::: Material provided :::
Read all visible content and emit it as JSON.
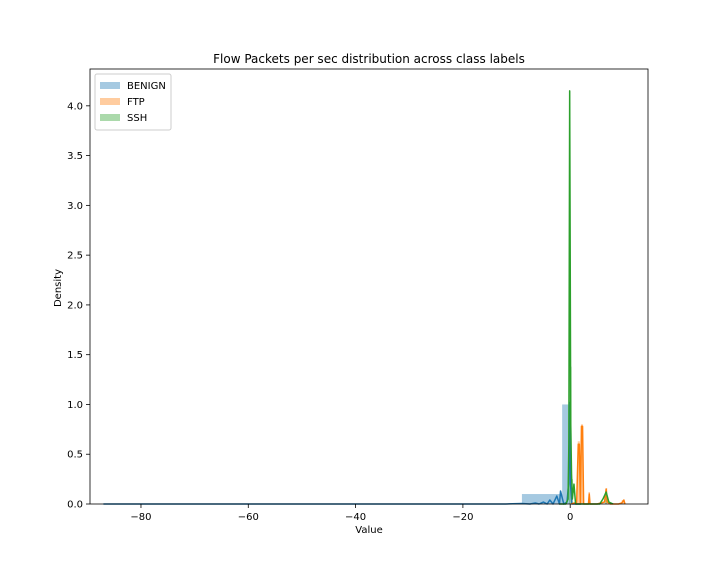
{
  "chart_data": {
    "type": "histogram+kde",
    "title": "Flow Packets per sec distribution across class labels",
    "xlabel": "Value",
    "ylabel": "Density",
    "xlim": [
      -89.5,
      14.5
    ],
    "ylim": [
      0,
      4.37
    ],
    "xticks": [
      -80,
      -60,
      -40,
      -20,
      0
    ],
    "yticks": [
      0.0,
      0.5,
      1.0,
      1.5,
      2.0,
      2.5,
      3.0,
      3.5,
      4.0
    ],
    "legend_position": "top-left",
    "grid": false,
    "series": [
      {
        "name": "BENIGN",
        "color": "#1f77b4",
        "hist_bins": [
          {
            "x0": -9.0,
            "x1": -1.5,
            "density": 0.1
          },
          {
            "x0": -1.5,
            "x1": 0.0,
            "density": 1.0
          }
        ],
        "kde": [
          [
            -87,
            0.0
          ],
          [
            -80,
            0.0
          ],
          [
            -60,
            0.0
          ],
          [
            -40,
            0.0
          ],
          [
            -20,
            0.0
          ],
          [
            -12,
            0.0
          ],
          [
            -9,
            0.005
          ],
          [
            -7.5,
            0.0
          ],
          [
            -6.5,
            0.01
          ],
          [
            -5.8,
            0.0
          ],
          [
            -5,
            0.02
          ],
          [
            -4.3,
            0.0
          ],
          [
            -3.8,
            0.04
          ],
          [
            -3.2,
            0.0
          ],
          [
            -2.5,
            0.08
          ],
          [
            -2.0,
            0.0
          ],
          [
            -1.8,
            0.13
          ],
          [
            -1.2,
            0.0
          ],
          [
            -0.6,
            0.02
          ],
          [
            -0.3,
            0.2
          ],
          [
            -0.1,
            1.02
          ],
          [
            0.05,
            0.2
          ],
          [
            0.3,
            0.0
          ],
          [
            1.0,
            0.0
          ],
          [
            2.0,
            0.0
          ]
        ]
      },
      {
        "name": "FTP",
        "color": "#ff7f0e",
        "hist_bins": [
          {
            "x0": 1.4,
            "x1": 1.8,
            "density": 0.63
          },
          {
            "x0": 2.0,
            "x1": 2.4,
            "density": 0.8
          },
          {
            "x0": 3.4,
            "x1": 3.7,
            "density": 0.12
          },
          {
            "x0": 6.6,
            "x1": 6.9,
            "density": 0.16
          },
          {
            "x0": 9.6,
            "x1": 10.0,
            "density": 0.04
          }
        ],
        "kde": [
          [
            0.2,
            0.0
          ],
          [
            0.8,
            0.01
          ],
          [
            1.2,
            0.0
          ],
          [
            1.5,
            0.6
          ],
          [
            1.7,
            0.6
          ],
          [
            1.9,
            0.0
          ],
          [
            2.1,
            0.78
          ],
          [
            2.3,
            0.78
          ],
          [
            2.5,
            0.0
          ],
          [
            3.4,
            0.0
          ],
          [
            3.55,
            0.1
          ],
          [
            3.7,
            0.0
          ],
          [
            5.0,
            0.0
          ],
          [
            6.4,
            0.02
          ],
          [
            6.7,
            0.15
          ],
          [
            6.9,
            0.02
          ],
          [
            7.5,
            0.0
          ],
          [
            9.0,
            0.0
          ],
          [
            9.6,
            0.01
          ],
          [
            10.0,
            0.04
          ],
          [
            10.2,
            0.0
          ]
        ]
      },
      {
        "name": "SSH",
        "color": "#2ca02c",
        "hist_bins": [
          {
            "x0": -0.2,
            "x1": 0.0,
            "density": 4.15
          },
          {
            "x0": 0.0,
            "x1": 0.25,
            "density": 1.38
          },
          {
            "x0": 0.25,
            "x1": 0.5,
            "density": 0.25
          },
          {
            "x0": 6.5,
            "x1": 6.8,
            "density": 0.1
          }
        ],
        "kde": [
          [
            -2.0,
            0.0
          ],
          [
            -0.8,
            0.0
          ],
          [
            -0.4,
            0.05
          ],
          [
            -0.25,
            0.6
          ],
          [
            -0.1,
            4.15
          ],
          [
            0.0,
            2.5
          ],
          [
            0.1,
            0.8
          ],
          [
            0.25,
            0.3
          ],
          [
            0.4,
            0.05
          ],
          [
            0.7,
            0.2
          ],
          [
            1.0,
            0.0
          ],
          [
            5.5,
            0.0
          ],
          [
            6.1,
            0.05
          ],
          [
            6.7,
            0.12
          ],
          [
            7.2,
            0.02
          ],
          [
            8.0,
            0.0
          ]
        ]
      }
    ]
  }
}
:::
Determine the number of lines in the data that contain "color" as a word or string, and state only that number.

§ **Final answer**
3